▶ Provided data

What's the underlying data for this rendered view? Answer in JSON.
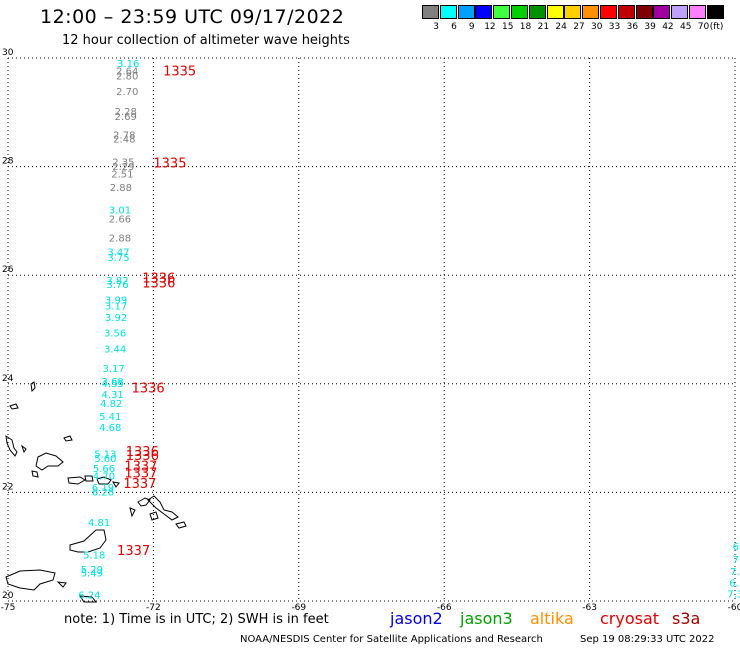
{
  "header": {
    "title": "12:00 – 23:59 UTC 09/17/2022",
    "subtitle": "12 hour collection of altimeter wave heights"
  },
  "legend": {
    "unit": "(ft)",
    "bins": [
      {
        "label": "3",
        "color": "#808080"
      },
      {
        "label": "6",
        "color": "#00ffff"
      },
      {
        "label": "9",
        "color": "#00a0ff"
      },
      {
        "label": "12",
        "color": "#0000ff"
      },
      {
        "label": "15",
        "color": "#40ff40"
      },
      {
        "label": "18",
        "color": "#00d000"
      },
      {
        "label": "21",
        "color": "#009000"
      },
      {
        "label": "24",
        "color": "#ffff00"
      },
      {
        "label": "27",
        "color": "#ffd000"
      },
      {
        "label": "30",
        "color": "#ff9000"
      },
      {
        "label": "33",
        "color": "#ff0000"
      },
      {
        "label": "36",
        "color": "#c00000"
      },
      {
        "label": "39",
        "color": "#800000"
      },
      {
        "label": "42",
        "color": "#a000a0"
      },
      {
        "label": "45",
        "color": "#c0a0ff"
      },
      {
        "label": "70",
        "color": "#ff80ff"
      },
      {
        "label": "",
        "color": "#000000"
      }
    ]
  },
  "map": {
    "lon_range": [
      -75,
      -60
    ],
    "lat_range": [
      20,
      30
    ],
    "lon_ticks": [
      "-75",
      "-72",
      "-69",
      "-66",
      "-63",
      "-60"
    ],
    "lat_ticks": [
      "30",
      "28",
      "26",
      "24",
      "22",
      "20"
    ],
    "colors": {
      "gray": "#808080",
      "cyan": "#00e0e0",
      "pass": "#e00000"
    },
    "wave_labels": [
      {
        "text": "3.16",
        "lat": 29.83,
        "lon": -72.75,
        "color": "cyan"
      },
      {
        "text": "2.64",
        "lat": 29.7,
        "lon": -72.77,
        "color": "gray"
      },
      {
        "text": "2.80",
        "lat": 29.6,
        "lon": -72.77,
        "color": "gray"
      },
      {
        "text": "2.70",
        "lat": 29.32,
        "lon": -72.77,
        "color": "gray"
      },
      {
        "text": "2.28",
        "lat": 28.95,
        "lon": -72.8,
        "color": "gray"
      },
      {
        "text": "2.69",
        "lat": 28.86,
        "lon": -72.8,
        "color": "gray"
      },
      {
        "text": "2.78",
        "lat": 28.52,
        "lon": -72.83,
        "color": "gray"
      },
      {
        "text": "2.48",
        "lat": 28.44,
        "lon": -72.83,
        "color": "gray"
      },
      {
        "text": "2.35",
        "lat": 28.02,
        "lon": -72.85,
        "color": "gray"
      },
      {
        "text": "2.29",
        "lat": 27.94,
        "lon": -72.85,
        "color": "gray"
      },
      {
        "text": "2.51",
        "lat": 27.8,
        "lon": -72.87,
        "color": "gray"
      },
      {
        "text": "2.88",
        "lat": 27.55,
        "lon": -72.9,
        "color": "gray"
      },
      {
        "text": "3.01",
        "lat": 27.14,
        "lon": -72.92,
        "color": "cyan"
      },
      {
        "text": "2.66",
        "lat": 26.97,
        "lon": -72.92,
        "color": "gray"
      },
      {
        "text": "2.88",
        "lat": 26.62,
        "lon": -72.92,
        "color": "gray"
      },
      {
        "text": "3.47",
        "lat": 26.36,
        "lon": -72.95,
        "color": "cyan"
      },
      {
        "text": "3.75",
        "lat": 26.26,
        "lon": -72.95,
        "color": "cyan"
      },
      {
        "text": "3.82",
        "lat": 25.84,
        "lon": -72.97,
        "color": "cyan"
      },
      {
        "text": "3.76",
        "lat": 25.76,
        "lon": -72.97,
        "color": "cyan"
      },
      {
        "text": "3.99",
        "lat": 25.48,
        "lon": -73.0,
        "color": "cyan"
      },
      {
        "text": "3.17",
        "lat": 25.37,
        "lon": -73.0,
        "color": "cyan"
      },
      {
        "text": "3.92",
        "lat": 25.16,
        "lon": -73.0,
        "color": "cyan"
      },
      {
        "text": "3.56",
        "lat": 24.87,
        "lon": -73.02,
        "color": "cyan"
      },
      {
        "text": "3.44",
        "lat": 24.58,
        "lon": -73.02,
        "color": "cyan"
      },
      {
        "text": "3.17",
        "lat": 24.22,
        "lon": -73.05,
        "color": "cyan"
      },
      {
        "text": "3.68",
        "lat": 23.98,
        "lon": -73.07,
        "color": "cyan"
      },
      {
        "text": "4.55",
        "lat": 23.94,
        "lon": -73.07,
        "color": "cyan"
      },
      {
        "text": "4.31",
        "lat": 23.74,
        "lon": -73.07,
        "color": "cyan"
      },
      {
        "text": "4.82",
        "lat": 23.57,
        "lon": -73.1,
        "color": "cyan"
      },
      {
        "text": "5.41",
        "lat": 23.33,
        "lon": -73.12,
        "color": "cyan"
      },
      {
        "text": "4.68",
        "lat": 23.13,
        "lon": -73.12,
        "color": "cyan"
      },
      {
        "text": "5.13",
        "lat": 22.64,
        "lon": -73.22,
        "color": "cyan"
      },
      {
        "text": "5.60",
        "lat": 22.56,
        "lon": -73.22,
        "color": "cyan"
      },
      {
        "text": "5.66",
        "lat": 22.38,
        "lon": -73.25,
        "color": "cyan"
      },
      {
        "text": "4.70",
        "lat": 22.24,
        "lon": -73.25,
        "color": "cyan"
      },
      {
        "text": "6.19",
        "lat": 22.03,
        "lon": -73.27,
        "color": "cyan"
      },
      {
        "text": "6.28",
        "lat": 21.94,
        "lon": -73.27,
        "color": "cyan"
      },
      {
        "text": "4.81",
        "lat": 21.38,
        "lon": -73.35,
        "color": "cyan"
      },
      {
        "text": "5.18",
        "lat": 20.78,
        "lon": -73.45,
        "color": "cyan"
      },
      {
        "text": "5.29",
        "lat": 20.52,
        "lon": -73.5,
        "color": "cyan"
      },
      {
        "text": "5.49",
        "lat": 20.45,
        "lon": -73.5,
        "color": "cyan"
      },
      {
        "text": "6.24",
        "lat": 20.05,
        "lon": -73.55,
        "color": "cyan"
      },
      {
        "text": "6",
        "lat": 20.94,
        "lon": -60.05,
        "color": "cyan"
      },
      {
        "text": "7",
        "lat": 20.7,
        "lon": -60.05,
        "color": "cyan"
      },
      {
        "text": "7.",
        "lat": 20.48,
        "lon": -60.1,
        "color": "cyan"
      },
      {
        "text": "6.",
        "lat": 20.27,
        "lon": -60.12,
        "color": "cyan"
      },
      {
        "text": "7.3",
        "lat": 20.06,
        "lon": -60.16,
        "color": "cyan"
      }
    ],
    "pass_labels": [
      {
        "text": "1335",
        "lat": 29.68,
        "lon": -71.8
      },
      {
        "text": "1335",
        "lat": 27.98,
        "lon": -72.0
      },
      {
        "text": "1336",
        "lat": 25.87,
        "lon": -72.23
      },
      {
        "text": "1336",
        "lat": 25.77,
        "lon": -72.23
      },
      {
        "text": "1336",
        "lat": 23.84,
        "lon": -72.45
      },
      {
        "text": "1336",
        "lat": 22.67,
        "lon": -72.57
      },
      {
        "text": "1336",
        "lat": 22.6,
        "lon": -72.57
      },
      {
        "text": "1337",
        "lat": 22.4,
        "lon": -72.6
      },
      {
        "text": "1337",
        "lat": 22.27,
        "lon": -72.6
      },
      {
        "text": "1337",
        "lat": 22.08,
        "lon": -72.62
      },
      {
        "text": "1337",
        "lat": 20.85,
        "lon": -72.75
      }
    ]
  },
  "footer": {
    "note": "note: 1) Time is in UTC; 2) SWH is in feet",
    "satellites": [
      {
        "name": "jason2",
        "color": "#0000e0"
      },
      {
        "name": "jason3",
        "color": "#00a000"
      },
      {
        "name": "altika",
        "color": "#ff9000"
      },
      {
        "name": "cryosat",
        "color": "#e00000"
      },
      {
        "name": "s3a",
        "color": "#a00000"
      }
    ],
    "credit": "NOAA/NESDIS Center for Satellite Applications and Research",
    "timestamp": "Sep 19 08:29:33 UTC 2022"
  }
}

▶ What to produce
The word "name" may appear on some lines of these records; state how many such lines there are, and nothing else.

▶ Response for this exercise
5